(Stored entries)
--- Begin ---
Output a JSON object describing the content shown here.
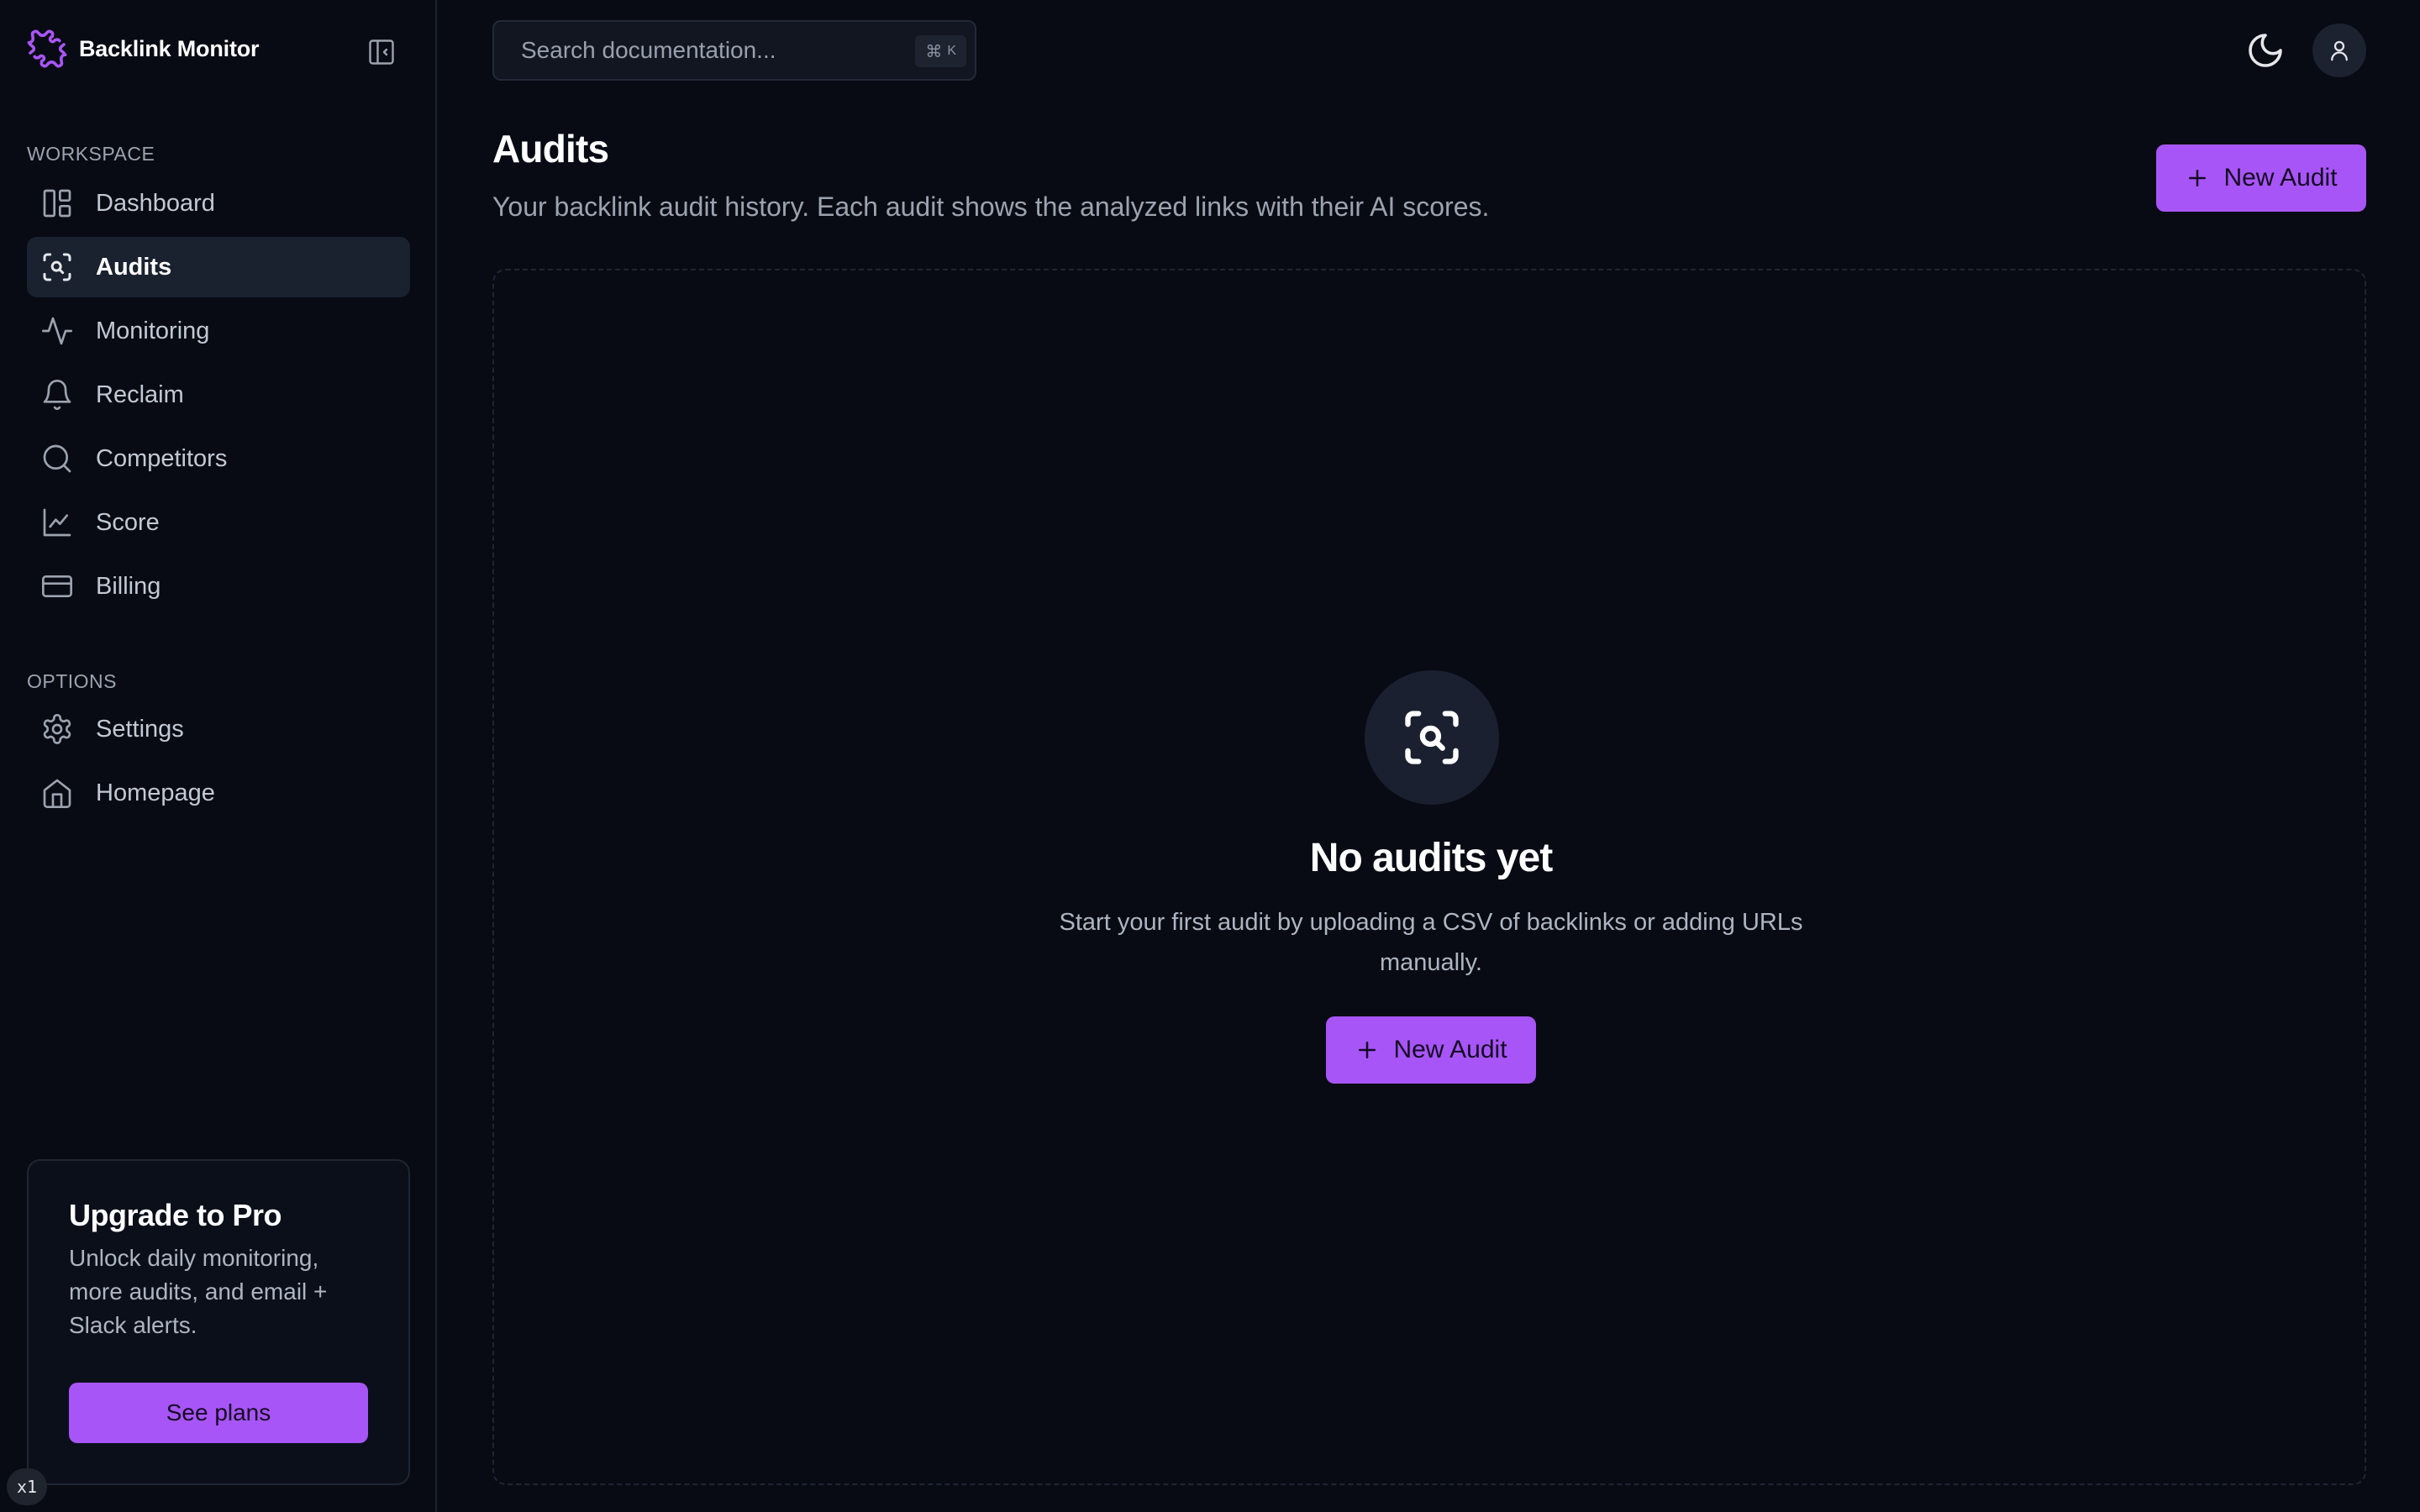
{
  "brand": {
    "name": "Backlink Monitor",
    "logo_icon": "puzzle-icon"
  },
  "colors": {
    "accent": "#a855f7",
    "background": "#080b14",
    "surface": "#1a2230"
  },
  "sidebar": {
    "workspace_label": "WORKSPACE",
    "workspace_items": [
      {
        "label": "Dashboard",
        "icon": "dashboard-icon",
        "active": false
      },
      {
        "label": "Audits",
        "icon": "scan-search-icon",
        "active": true
      },
      {
        "label": "Monitoring",
        "icon": "activity-icon",
        "active": false
      },
      {
        "label": "Reclaim",
        "icon": "bell-icon",
        "active": false
      },
      {
        "label": "Competitors",
        "icon": "search-icon",
        "active": false
      },
      {
        "label": "Score",
        "icon": "line-chart-icon",
        "active": false
      },
      {
        "label": "Billing",
        "icon": "credit-card-icon",
        "active": false
      }
    ],
    "options_label": "OPTIONS",
    "options_items": [
      {
        "label": "Settings",
        "icon": "gear-icon",
        "active": false
      },
      {
        "label": "Homepage",
        "icon": "home-icon",
        "active": false
      }
    ],
    "upgrade": {
      "title": "Upgrade to Pro",
      "text": "Unlock daily monitoring, more audits, and email + Slack alerts.",
      "button": "See plans"
    },
    "zoom_badge": "x1"
  },
  "topbar": {
    "search_placeholder": "Search documentation...",
    "shortcut_symbol": "⌘",
    "shortcut_key": "K"
  },
  "main": {
    "title": "Audits",
    "subtitle": "Your backlink audit history. Each audit shows the analyzed links with their AI scores.",
    "new_audit_button": "New Audit",
    "empty_state": {
      "title": "No audits yet",
      "text": "Start your first audit by uploading a CSV of backlinks or adding URLs manually.",
      "button": "New Audit"
    }
  }
}
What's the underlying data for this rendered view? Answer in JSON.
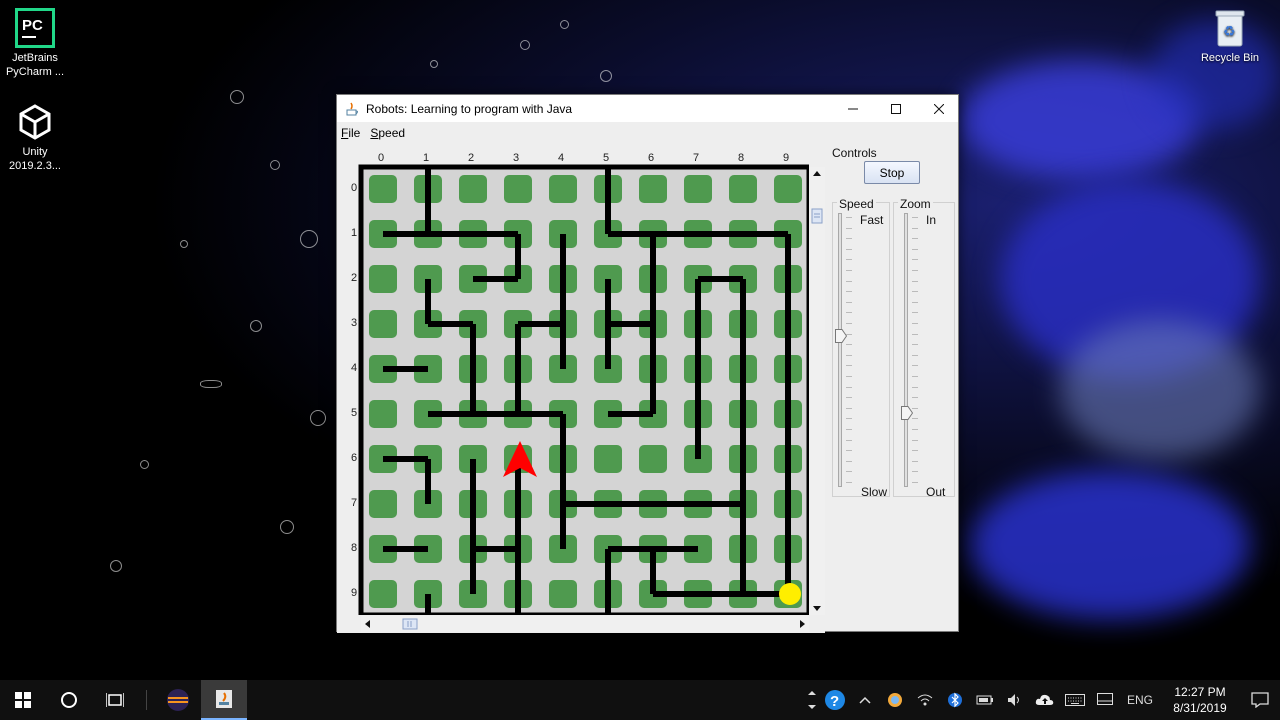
{
  "desktop": {
    "icons": [
      {
        "label_line1": "JetBrains",
        "label_line2": "PyCharm ..."
      },
      {
        "label_line1": "Unity",
        "label_line2": "2019.2.3..."
      },
      {
        "label_line1": "Recycle Bin",
        "label_line2": ""
      }
    ]
  },
  "window": {
    "title": "Robots: Learning to program with Java",
    "menu": [
      "File",
      "Speed"
    ]
  },
  "maze": {
    "columns": [
      "0",
      "1",
      "2",
      "3",
      "4",
      "5",
      "6",
      "7",
      "8",
      "9"
    ],
    "rows": [
      "0",
      "1",
      "2",
      "3",
      "4",
      "5",
      "6",
      "7",
      "8",
      "9"
    ],
    "robot": {
      "col": 3,
      "row": 6,
      "facing": "north",
      "color": "#ff0000"
    },
    "goal": {
      "col": 9,
      "row": 9,
      "color": "#ffee00"
    },
    "cell_color": "#4f9a4f",
    "floor_color": "#d4d4d4",
    "wall_color": "#000000"
  },
  "controls": {
    "group_label": "Controls",
    "stop_label": "Stop",
    "speed": {
      "label": "Speed",
      "max_label": "Fast",
      "min_label": "Slow",
      "level": 0.55
    },
    "zoom": {
      "label": "Zoom",
      "max_label": "In",
      "min_label": "Out",
      "level": 0.27
    }
  },
  "taskbar": {
    "language": "ENG",
    "time": "12:27 PM",
    "date": "8/31/2019"
  }
}
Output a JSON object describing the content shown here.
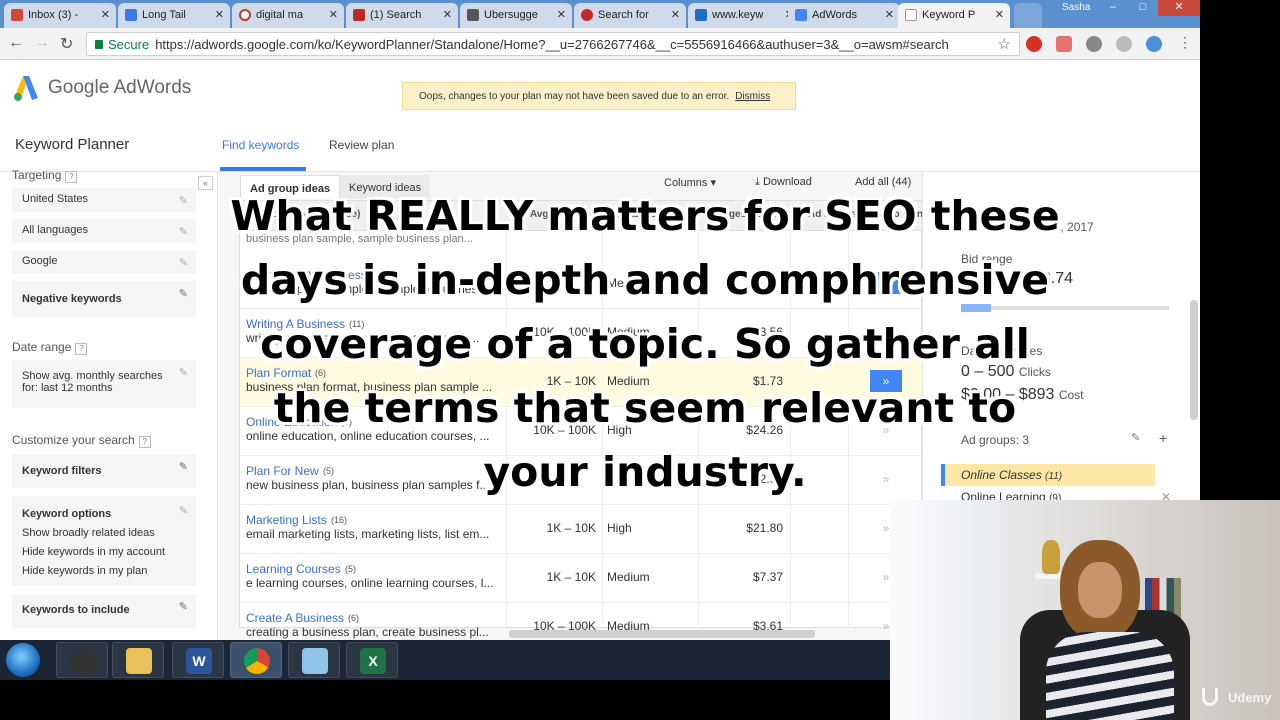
{
  "browser": {
    "tabs": [
      {
        "label": "Inbox (3) -",
        "color": "#d44638"
      },
      {
        "label": "Long Tail",
        "color": "#3b78e7"
      },
      {
        "label": "digital ma",
        "color": "#c33"
      },
      {
        "label": "(1) Search",
        "color": "#b92b27"
      },
      {
        "label": "Ubersugge",
        "color": "#555"
      },
      {
        "label": "Search for",
        "color": "#c62828"
      },
      {
        "label": "www.keyw",
        "color": "#1e6fc1"
      },
      {
        "label": "AdWords",
        "color": "#4285f4"
      },
      {
        "label": "Keyword P",
        "color": "#aaa"
      }
    ],
    "user": "Sasha",
    "url_secure": "Secure",
    "url": "https://adwords.google.com/ko/KeywordPlanner/Standalone/Home?__u=2766267746&__c=5556916466&authuser=3&__o=awsm#search"
  },
  "page": {
    "logo_text": "Google AdWords",
    "alert_text": "Oops, changes to your plan may not have been saved due to an error.",
    "alert_link": "Dismiss",
    "title": "Keyword Planner",
    "tabs": {
      "find": "Find keywords",
      "review": "Review plan"
    }
  },
  "sidebar": {
    "targeting_label": "Targeting",
    "targeting": [
      "United States",
      "All languages",
      "Google",
      "Negative keywords"
    ],
    "date_range_label": "Date range",
    "date_range_value_1": "Show avg. monthly searches",
    "date_range_value_2": "for: last 12 months",
    "customize_label": "Customize your search",
    "keyword_filters": "Keyword filters",
    "keyword_options": "Keyword options",
    "keyword_options_items": [
      "Show broadly related ideas",
      "Hide keywords in my account",
      "Hide keywords in my plan"
    ],
    "keywords_to_include": "Keywords to include"
  },
  "results": {
    "tabs": {
      "adgroup": "Ad group ideas",
      "keyword": "Keyword ideas"
    },
    "columns_btn": "Columns",
    "download_btn": "Download",
    "add_all_btn": "Add all (44)",
    "headers": {
      "group": "Ad group (by relevance)",
      "searches": "Avg. monthly searches",
      "competition": "Competition",
      "bid": "Suggested bid",
      "share": "Ad impr. share",
      "add": "Add to plan"
    },
    "top_partial": "business plan sample, sample business plan...",
    "rows": [
      {
        "name": "Examples Of Business",
        "count": "(5)",
        "keywords": "business plan examples, sample of business...",
        "volume": "",
        "competition": "Medium",
        "bid": "",
        "active": true,
        "highlight": false
      },
      {
        "name": "Writing A Business",
        "count": "(11)",
        "keywords": "writing a business plan, writing a business...",
        "volume": "10K – 100K",
        "competition": "Medium",
        "bid": "$3.56",
        "active": false,
        "highlight": false
      },
      {
        "name": "Plan Format",
        "count": "(6)",
        "keywords": "business plan format, business plan sample ...",
        "volume": "1K – 10K",
        "competition": "Medium",
        "bid": "$1.73",
        "active": true,
        "highlight": true
      },
      {
        "name": "Online Education",
        "count": "(9)",
        "keywords": "online education, online education courses, ...",
        "volume": "10K – 100K",
        "competition": "High",
        "bid": "$24.26",
        "active": false,
        "highlight": false
      },
      {
        "name": "Plan For New",
        "count": "(5)",
        "keywords": "new business plan, business plan samples f...",
        "volume": "",
        "competition": "",
        "bid": "$2.99",
        "active": false,
        "highlight": false
      },
      {
        "name": "Marketing Lists",
        "count": "(16)",
        "keywords": "email marketing lists, marketing lists, list em...",
        "volume": "1K – 10K",
        "competition": "High",
        "bid": "$21.80",
        "active": false,
        "highlight": false
      },
      {
        "name": "Learning Courses",
        "count": "(5)",
        "keywords": "e learning courses, online learning courses, l...",
        "volume": "1K – 10K",
        "competition": "Medium",
        "bid": "$7.37",
        "active": false,
        "highlight": false
      },
      {
        "name": "Create A Business",
        "count": "(6)",
        "keywords": "creating a business plan, create business pl...",
        "volume": "10K – 100K",
        "competition": "Medium",
        "bid": "$3.61",
        "active": false,
        "highlight": false
      }
    ]
  },
  "right_panel": {
    "date": "14, 2017",
    "bid_range_label": "Bid range",
    "bid_value": "$2.74",
    "daily_label": "Daily estimates",
    "clicks": "0 – 500",
    "clicks_label": "Clicks",
    "cost": "$0.00 – $893",
    "cost_label": "Cost",
    "ad_groups": "Ad groups: 3",
    "group_1": "Online Classes",
    "group_1_count": "(11)",
    "group_2": "Online Learning",
    "group_2_count": "(9)"
  },
  "caption": "What REALLY matters for SEO these days is in-depth and comphrensive coverage of a topic. So gather all the terms that seem relevant to your industry.",
  "watermark": "Udemy",
  "taskbar": {
    "apps": [
      "media-player-icon",
      "file-explorer-icon",
      "word-icon",
      "chrome-icon",
      "notepad-icon",
      "excel-icon"
    ]
  }
}
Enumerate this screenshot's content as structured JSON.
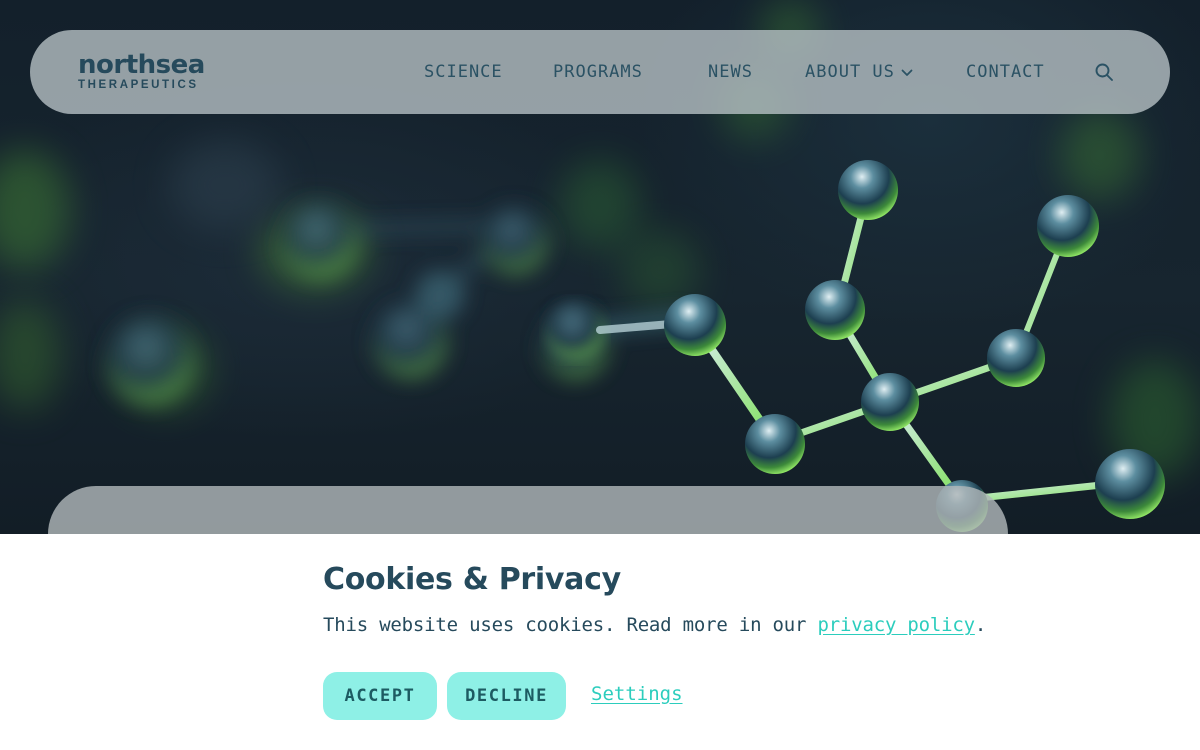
--- End ---
> **Instructions for the task**: Within the listing above, copy each line that has the string "this".

> **Written answer**:
What's the underlying data for this rendered view? Answer in JSON.
Enumerate this screenshot's content as structured JSON.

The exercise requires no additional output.